• Texte choisi
Je voudrais montrer que santé mentale et
folie ont un commun dénominateur, à
l’œuvre chez tous les enfants. Je voudrais
montrer comment, dans le monde qui est le nôtre,
nous avons nous-mêmes contribué à
faire naître la terreur chez ces enfants,
ainsi qu’à transmettre une conception erronée
de notre monde. Je voudrais montrer comment ils
se sont protégés de cela, et comment,
dans notre propre terreur, nous nous sommes protégés
d’eux. Je voudrais transmettre aux lecteurs quelque
chose de la fascination et du respect que j’ai
éprouvés devant l’ingéniosité
impressionnante dont ces enfants témoignent
pour se défendre contre la terreur et pour
dénicher, par des voies de traverse, ce
qu’ils désirent aussi désespérément,
ce que désire simplement chaque gosse :
l’amour et la compréhension qui seuls permettent
de survivre.
Je voudrais que le lecteur prenne
conscience de la diversité de ces parcours.
Je
voudrais lui dire que santé mentale ou
folie ne participent ni du bien ni du mal : elles
existent, voilà tout. Elles sont toutes
deux une réponse au besoin de survivre.

• Matériel d'étude
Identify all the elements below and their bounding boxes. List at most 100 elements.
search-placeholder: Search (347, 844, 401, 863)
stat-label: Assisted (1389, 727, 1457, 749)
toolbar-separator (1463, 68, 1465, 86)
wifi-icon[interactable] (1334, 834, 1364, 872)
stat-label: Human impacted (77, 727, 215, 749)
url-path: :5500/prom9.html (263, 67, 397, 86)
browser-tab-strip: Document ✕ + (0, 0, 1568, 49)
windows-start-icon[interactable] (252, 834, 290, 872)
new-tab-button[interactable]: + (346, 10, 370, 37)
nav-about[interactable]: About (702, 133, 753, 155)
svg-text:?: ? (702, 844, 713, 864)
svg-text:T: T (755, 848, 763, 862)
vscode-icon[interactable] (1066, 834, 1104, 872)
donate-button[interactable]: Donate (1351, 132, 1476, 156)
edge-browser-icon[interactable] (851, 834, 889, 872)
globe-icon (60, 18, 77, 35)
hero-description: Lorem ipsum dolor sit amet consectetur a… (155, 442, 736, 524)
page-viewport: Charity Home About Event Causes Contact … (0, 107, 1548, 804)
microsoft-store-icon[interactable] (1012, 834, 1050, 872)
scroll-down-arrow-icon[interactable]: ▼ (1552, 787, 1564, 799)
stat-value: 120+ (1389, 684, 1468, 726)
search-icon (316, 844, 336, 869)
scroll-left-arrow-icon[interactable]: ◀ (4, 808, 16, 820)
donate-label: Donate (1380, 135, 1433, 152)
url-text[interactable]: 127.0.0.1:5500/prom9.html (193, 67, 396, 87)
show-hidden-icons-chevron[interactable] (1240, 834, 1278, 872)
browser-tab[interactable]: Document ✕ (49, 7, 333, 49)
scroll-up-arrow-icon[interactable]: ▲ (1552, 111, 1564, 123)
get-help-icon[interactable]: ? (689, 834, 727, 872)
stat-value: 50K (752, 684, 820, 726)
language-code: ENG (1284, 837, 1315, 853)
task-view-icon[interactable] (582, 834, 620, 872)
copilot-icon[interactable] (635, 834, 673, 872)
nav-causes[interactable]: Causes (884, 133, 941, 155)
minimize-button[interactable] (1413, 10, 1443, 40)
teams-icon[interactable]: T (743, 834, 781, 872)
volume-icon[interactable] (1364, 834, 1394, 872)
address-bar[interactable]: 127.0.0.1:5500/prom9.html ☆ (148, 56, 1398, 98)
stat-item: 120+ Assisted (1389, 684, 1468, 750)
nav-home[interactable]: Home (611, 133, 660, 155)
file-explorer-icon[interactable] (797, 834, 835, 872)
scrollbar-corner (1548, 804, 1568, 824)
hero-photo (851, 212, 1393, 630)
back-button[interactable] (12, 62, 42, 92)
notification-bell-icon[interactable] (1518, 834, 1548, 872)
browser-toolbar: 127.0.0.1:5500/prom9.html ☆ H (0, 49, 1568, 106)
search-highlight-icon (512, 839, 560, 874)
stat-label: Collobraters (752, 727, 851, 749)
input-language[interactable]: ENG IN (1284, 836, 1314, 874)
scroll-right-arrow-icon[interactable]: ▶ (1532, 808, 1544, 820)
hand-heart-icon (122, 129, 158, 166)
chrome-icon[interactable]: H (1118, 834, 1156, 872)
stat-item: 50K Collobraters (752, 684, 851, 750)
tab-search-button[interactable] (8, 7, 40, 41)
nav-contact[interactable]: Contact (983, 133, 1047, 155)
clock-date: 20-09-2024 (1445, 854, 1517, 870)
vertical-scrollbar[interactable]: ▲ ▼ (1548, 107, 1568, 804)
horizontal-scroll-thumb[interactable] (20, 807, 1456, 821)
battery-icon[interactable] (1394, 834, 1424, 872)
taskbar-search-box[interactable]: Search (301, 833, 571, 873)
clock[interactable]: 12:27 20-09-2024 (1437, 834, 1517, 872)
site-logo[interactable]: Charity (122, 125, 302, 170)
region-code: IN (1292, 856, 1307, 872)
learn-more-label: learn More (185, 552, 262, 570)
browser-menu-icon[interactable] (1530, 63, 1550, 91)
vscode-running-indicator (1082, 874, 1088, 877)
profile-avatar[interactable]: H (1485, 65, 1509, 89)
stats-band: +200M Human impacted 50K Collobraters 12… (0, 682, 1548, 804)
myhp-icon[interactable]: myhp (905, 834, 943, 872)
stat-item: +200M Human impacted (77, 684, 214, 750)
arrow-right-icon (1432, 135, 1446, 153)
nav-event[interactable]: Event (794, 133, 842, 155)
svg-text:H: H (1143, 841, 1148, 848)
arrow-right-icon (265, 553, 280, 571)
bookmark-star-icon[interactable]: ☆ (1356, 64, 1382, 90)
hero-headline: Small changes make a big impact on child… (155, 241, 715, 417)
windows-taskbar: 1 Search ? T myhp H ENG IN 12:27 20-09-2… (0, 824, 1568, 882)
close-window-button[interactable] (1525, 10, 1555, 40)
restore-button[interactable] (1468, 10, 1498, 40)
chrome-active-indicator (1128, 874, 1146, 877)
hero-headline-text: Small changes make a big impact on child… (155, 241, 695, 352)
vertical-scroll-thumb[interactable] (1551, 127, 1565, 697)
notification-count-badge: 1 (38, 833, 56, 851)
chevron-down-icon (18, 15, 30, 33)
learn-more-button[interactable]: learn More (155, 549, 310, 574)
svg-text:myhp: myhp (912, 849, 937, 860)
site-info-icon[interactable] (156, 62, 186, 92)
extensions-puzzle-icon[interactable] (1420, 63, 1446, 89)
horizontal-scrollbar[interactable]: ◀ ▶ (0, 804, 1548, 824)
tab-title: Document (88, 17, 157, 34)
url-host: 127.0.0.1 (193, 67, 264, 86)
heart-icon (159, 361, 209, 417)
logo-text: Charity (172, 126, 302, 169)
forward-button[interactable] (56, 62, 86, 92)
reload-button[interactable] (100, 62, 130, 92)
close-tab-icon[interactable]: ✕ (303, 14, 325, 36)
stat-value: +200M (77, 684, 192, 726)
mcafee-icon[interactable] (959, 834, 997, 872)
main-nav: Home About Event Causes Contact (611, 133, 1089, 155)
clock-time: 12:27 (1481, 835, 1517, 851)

• Consigne
Reprenez le texte sur la santé mentale et la folie chez les enfants à la suite de sa dernière phrase. Les entrées ci-dessus ne sont d'aucune utilité ici.

• Votre réponse
C’est ce que nous faisons d’elles et à
leur propos qui est bien ou qui est mal. Comment,
dans notre ignorance, nous les utilisons, nous
en abusons, nous en mésusons, nous les
dénions. Cette folie, quelle que soit la
façon dont elle indispose la société,
blesse d’abord et avant tout les enfants.
J’aimerais
également que le lecteur ne sentimentalise
pas la folie, comme c’est la mode à notre
époque. Le meurtre, le crime que le fou
commet envers lui-même ou envers les autres
sont aussi vains que dangereux. Et c’est cela
qui est cause du mal. Nous n’avons qu’une chose
à faire devant cela, aider efficacement
un être humain ; non lui pardonner, l’excuser
ni, pire encore, l’ignorer.
Aucune folie n’est
incurable - simplement, il en existe certaines
formes auxquelles nous ne savons pas faire face.
Aucune folie n’est effrayante au point de devenir
inabordable, et de là incurable. Il suffit
de l’appréhender avec discernement et empathie,
alors elle devient curable.
Il existe
autant de voies possibles pour accéder
à l’être humain qu’il y a de millions
d’êtres humains, chacun différent
de l’autre. À partir de chaque fissure
l’enfant peut être charmé, affûté,
stimulé par notre monde, de telle sorte
qu’il puisse y vivre pleinement.
Dans ce livre,
chaque histoire décrit un édifice
de folie singulière et les différents
moyens d’accéder à l’enfant à
l’intérieur même de cet ensemble.
Je voudrais montrer que ces enfants sont nos enfants.
Et comment il arrive que, délibérément,
ou plus souvent encore sans le vouloir, nous avons,
nous les adultes, contribué à la
destruction de nos enfants.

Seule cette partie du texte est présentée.